■ **WHAT IS NEEDED**:
Your copy of the material must match it exactly, except that pictures are dropped.

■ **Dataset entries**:
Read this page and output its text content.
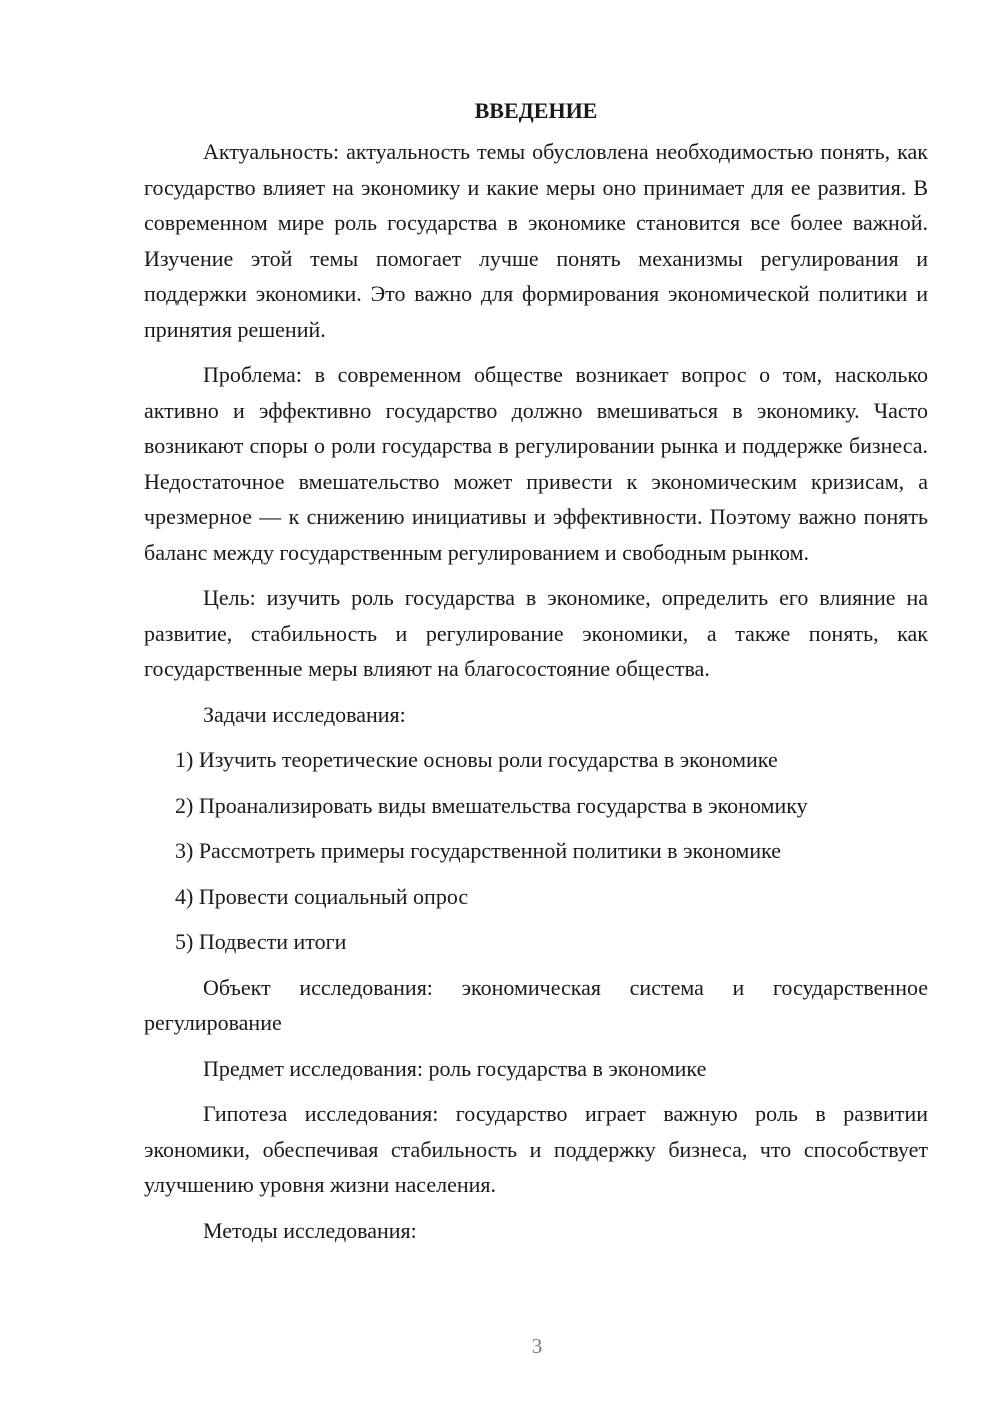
ВВЕДЕНИЕ

Актуальность: актуальность темы обусловлена необходимостью понять, как государство влияет на экономику и какие меры оно принимает для ее развития. В современном мире роль государства в экономике становится все более важной. Изучение этой темы помогает лучше понять механизмы регулирования и поддержки экономики. Это важно для формирования экономической политики и принятия решений.

Проблема: в современном обществе возникает вопрос о том, насколько активно и эффективно государство должно вмешиваться в экономику. Часто возникают споры о роли государства в регулировании рынка и поддержке бизнеса. Недостаточное вмешательство может привести к экономическим кризисам, а чрезмерное — к снижению инициативы и эффективности. Поэтому важно понять баланс между государственным регулированием и свободным рынком.

Цель: изучить роль государства в экономике, определить его влияние на развитие, стабильность и регулирование экономики, а также понять, как государственные меры влияют на благосостояние общества.

Задачи исследования:

1) Изучить теоретические основы роли государства в экономике

2) Проанализировать виды вмешательства государства в экономику

3) Рассмотреть примеры государственной политики в экономике

4) Провести социальный опрос

5) Подвести итоги

Объект исследования: экономическая система и государственное регулирование

Предмет исследования: роль государства в экономике

Гипотеза исследования: государство играет важную роль в развитии экономики, обеспечивая стабильность и поддержку бизнеса, что способствует улучшению уровня жизни населения.

Методы исследования:

3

■ **ANSWER**:
Read this page and output its text content.
ВВЕДЕНИЕ

Актуальность: актуальность темы обусловлена необходимостью понять, как государство влияет на экономику и какие меры оно принимает для ее развития. В современном мире роль государства в экономике становится все более важной. Изучение этой темы помогает лучше понять механизмы регулирования и поддержки экономики. Это важно для формирования экономической политики и принятия решений.

Проблема: в современном обществе возникает вопрос о том, насколько активно и эффективно государство должно вмешиваться в экономику. Часто возникают споры о роли государства в регулировании рынка и поддержке бизнеса. Недостаточное вмешательство может привести к экономическим кризисам, а чрезмерное — к снижению инициативы и эффективности. Поэтому важно понять баланс между государственным регулированием и свободным рынком.

Цель: изучить роль государства в экономике, определить его влияние на развитие, стабильность и регулирование экономики, а также понять, как государственные меры влияют на благосостояние общества.

Задачи исследования:

1) Изучить теоретические основы роли государства в экономике

2) Проанализировать виды вмешательства государства в экономику

3) Рассмотреть примеры государственной политики в экономике

4) Провести социальный опрос

5) Подвести итоги

Объект исследования: экономическая система и государственное регулирование

Предмет исследования: роль государства в экономике

Гипотеза исследования: государство играет важную роль в развитии экономики, обеспечивая стабильность и поддержку бизнеса, что способствует улучшению уровня жизни населения.

Методы исследования:

3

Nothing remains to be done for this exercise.